[Start Supplied information]

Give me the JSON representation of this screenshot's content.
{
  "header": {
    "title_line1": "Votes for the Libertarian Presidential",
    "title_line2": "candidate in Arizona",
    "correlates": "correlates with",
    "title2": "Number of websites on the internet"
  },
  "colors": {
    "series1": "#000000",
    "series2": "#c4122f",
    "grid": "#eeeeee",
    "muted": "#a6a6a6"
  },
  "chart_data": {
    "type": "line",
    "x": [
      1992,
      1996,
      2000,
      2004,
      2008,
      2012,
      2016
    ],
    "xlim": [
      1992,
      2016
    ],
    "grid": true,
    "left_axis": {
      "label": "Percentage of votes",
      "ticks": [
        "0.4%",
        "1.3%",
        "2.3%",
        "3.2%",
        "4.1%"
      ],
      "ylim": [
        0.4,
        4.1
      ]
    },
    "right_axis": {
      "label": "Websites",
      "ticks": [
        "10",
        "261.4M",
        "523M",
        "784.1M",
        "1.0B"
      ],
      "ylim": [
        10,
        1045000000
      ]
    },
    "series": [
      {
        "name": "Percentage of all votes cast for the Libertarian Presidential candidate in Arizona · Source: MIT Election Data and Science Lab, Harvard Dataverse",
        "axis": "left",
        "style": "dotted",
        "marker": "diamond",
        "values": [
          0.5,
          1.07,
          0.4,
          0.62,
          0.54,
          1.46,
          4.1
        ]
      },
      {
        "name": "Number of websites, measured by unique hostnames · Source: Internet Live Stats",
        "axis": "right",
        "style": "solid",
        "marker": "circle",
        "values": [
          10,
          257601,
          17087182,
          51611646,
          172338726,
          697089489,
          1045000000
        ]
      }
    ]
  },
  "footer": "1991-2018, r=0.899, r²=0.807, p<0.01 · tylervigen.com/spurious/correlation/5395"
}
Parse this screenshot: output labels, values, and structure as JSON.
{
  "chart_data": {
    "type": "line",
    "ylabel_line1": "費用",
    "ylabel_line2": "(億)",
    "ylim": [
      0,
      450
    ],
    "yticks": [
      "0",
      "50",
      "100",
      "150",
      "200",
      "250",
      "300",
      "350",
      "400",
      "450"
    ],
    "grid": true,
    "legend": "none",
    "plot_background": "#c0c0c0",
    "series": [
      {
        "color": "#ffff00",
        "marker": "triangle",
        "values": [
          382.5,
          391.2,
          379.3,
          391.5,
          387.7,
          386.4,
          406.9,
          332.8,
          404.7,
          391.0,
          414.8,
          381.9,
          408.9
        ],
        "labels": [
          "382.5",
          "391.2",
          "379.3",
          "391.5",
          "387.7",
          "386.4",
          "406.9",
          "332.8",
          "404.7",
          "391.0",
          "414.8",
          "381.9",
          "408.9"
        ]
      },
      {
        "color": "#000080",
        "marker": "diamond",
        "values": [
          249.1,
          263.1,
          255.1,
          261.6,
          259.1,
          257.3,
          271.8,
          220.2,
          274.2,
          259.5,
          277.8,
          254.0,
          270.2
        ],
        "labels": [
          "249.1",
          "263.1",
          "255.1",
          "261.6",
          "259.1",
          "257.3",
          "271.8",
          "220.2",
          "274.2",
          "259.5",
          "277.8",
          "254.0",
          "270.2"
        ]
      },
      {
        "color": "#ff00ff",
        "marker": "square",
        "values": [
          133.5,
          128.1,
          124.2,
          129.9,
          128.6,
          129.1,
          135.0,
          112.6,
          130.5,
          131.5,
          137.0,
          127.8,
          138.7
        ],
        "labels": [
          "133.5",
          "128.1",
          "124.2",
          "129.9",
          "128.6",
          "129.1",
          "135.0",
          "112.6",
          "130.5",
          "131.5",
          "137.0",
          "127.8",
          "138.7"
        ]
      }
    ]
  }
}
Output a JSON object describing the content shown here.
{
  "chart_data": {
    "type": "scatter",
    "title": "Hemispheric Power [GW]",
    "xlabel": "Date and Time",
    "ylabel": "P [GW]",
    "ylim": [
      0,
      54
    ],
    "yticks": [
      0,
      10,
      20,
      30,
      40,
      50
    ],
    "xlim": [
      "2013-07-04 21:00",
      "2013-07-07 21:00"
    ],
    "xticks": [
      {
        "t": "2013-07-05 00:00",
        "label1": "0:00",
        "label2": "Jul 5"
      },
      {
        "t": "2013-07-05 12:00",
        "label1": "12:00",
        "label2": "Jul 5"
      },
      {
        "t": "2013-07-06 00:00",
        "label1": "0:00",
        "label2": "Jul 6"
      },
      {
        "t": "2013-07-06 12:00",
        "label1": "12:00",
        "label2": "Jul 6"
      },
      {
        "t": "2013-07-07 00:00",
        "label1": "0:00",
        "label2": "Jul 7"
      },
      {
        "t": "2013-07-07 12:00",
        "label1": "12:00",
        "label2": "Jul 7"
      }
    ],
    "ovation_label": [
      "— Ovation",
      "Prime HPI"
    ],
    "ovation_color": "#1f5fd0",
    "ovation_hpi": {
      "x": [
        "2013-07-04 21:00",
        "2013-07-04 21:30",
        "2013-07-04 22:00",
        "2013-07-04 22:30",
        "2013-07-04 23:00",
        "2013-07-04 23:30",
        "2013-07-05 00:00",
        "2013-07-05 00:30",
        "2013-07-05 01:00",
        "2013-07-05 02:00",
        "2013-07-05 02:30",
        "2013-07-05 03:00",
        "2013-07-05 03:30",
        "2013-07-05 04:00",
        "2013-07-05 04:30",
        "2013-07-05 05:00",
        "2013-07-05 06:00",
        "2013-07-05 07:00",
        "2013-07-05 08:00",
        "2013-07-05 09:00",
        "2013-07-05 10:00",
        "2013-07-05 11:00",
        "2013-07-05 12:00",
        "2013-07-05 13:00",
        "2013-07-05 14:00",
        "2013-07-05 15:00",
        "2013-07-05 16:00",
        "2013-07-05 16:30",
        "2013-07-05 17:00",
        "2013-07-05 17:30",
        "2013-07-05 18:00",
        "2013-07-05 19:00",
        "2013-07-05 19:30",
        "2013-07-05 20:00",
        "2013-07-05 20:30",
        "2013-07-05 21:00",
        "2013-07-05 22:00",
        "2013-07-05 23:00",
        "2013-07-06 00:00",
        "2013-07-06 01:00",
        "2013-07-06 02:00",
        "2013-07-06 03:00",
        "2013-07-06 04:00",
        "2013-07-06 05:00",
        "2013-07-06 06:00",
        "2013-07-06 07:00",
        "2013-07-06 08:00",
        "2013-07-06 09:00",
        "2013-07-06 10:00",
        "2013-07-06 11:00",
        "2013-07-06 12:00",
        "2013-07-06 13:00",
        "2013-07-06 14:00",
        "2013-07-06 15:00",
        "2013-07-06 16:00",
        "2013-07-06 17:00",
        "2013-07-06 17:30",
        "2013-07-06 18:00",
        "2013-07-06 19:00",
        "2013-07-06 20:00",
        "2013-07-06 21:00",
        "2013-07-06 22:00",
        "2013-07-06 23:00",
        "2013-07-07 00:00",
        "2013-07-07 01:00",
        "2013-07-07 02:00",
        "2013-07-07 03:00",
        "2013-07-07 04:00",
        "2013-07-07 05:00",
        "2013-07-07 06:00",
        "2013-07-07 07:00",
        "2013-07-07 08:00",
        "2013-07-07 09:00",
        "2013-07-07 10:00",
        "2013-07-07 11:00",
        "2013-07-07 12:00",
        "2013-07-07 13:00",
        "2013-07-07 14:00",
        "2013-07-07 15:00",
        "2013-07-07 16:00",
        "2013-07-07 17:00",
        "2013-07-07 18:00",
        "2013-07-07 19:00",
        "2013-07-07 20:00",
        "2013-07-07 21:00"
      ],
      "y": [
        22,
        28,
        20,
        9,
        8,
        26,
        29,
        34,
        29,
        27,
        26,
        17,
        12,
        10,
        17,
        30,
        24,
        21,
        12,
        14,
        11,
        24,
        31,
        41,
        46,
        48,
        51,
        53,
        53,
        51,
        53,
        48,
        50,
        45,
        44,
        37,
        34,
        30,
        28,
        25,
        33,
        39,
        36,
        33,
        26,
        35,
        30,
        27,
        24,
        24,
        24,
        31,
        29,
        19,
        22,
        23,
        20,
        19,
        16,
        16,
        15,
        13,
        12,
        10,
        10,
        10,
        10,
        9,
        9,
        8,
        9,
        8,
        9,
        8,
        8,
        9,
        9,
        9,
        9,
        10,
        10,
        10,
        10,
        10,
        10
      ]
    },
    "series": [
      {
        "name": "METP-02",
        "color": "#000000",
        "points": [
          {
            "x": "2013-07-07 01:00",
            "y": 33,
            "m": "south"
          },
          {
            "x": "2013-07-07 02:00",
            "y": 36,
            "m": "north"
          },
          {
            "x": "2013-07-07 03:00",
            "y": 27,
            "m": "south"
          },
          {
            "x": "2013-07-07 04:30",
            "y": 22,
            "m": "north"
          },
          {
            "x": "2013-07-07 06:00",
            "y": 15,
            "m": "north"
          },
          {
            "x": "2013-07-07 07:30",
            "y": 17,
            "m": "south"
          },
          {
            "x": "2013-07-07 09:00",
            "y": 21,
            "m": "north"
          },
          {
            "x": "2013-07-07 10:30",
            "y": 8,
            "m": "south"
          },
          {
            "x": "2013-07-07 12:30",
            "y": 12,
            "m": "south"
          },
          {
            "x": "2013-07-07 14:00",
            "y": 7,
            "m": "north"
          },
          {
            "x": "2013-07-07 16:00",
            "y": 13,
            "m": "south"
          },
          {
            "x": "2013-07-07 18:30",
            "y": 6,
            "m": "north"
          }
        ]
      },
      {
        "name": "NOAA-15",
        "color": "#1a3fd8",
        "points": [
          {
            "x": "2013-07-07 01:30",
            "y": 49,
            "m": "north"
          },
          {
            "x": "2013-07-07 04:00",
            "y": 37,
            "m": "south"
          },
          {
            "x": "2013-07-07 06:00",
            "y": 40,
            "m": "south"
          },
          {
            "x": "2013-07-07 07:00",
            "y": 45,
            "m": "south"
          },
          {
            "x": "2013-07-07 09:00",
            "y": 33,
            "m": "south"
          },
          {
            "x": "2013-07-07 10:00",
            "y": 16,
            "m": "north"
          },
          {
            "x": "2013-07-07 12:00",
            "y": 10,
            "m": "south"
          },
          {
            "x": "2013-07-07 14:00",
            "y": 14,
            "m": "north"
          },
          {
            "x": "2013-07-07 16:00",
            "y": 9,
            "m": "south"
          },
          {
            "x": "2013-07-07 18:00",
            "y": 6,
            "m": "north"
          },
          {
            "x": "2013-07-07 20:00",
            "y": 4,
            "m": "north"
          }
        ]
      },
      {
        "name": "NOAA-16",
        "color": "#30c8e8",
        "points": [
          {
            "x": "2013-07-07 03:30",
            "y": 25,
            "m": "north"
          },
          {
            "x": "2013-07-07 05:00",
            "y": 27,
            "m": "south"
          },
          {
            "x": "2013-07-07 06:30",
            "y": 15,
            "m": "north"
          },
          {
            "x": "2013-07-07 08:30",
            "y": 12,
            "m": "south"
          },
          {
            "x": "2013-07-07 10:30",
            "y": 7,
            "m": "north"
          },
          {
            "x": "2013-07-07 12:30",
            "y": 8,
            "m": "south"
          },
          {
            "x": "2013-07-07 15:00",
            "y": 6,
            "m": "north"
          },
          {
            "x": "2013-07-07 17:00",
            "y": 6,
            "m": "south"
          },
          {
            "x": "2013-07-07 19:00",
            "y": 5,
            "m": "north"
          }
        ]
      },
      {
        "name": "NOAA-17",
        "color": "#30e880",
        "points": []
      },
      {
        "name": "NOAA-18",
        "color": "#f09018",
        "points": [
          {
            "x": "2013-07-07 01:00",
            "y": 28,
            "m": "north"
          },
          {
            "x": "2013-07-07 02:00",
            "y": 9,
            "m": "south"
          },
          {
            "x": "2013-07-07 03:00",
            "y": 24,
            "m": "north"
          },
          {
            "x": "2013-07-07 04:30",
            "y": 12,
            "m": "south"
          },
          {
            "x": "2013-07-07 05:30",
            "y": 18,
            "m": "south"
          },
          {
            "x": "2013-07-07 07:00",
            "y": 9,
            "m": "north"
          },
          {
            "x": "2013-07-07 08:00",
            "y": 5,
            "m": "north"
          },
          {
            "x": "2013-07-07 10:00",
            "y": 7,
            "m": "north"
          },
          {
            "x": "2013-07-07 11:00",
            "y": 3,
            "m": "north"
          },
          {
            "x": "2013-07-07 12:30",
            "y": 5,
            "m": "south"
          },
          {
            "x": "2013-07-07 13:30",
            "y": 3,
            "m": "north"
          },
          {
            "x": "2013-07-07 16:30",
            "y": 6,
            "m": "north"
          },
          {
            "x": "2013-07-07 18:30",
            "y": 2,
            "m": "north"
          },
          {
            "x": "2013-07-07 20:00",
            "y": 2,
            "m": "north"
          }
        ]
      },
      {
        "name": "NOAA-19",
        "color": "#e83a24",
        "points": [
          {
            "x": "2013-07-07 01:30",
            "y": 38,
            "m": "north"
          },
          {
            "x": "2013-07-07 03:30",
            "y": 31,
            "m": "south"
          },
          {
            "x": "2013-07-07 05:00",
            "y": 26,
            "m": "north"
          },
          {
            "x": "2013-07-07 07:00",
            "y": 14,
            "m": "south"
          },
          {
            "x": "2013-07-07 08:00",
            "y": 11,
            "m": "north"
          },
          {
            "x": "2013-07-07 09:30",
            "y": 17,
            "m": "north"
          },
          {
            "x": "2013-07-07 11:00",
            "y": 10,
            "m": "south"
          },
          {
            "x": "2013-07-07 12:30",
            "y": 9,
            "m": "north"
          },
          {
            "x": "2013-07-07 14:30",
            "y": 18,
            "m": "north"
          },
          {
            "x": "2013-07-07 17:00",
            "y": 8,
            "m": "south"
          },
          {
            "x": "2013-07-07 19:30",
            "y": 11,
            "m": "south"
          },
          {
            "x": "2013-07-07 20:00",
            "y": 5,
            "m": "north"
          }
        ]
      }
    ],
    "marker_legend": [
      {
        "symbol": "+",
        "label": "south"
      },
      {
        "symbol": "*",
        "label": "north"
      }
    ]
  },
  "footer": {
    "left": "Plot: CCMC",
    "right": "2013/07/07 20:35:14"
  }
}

[End Supplied information]

What is asked: Look for "Libertarian" and pull out every line that has it.

Solution to this exercise:
    "title_line1": "Votes for the Libertarian Presidential",
        "name": "Percentage of all votes cast for the Libertarian Presidential candidate in Arizona · Source: MIT Election Data and Science Lab, Harvard Dataverse",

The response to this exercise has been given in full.